-- Start --

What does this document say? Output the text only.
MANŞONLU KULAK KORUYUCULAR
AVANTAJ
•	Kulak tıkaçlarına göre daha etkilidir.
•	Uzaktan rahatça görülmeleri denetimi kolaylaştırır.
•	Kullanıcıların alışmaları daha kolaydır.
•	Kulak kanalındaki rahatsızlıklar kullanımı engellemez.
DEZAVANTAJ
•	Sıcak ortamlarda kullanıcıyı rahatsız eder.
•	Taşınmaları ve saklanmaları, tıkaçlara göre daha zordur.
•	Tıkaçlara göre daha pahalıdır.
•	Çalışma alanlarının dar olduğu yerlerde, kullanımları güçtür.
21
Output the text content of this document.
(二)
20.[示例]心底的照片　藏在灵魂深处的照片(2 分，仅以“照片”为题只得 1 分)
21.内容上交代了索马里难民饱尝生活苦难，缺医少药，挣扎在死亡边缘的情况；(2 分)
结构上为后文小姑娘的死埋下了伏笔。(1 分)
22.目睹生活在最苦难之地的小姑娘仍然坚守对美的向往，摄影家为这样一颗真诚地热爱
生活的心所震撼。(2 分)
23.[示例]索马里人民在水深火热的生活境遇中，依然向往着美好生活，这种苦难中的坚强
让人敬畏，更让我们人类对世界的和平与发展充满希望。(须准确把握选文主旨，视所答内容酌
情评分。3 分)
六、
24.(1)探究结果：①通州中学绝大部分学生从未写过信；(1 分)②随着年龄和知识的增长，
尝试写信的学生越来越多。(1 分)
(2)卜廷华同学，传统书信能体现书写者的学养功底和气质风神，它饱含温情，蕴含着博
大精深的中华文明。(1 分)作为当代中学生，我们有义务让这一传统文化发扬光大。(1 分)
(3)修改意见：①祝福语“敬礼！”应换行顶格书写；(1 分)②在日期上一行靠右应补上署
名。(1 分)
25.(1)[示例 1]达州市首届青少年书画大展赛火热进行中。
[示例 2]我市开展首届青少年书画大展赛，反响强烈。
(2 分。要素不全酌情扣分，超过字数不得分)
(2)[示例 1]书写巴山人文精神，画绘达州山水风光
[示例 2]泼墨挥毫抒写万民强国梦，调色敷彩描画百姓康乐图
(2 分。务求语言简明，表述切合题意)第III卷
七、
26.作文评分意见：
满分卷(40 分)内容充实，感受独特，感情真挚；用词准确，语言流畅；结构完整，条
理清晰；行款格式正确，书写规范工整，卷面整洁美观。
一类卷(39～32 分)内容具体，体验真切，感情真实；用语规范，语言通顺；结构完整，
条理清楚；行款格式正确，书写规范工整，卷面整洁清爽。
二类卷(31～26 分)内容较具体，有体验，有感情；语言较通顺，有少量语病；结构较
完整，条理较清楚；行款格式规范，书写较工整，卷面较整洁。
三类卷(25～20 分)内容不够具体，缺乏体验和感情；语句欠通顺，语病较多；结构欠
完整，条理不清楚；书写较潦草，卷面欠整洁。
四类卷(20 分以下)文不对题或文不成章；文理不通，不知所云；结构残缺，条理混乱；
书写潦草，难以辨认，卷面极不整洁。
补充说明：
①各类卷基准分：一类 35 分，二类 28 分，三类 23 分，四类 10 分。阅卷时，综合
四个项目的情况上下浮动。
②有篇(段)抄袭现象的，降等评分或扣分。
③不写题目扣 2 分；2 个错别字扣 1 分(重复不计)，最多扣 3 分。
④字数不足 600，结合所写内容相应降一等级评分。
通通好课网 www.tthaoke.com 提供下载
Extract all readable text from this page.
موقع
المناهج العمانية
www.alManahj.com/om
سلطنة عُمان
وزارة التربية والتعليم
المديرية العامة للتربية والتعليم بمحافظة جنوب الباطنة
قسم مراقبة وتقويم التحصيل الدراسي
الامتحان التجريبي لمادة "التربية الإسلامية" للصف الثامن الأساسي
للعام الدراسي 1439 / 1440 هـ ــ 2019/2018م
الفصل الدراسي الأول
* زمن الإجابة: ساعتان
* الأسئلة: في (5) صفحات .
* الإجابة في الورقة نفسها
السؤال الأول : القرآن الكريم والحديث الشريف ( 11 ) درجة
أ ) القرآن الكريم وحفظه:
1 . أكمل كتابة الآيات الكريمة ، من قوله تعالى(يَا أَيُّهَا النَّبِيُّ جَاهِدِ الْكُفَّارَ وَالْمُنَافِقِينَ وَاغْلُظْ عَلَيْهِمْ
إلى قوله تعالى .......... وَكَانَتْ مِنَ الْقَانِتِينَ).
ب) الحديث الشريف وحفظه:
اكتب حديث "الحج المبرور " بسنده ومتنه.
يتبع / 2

-- End --

Task details: The string "书写规范工整" may appear in lines of the listing above; tally those lines and give the number only.

Solution to the problem: 2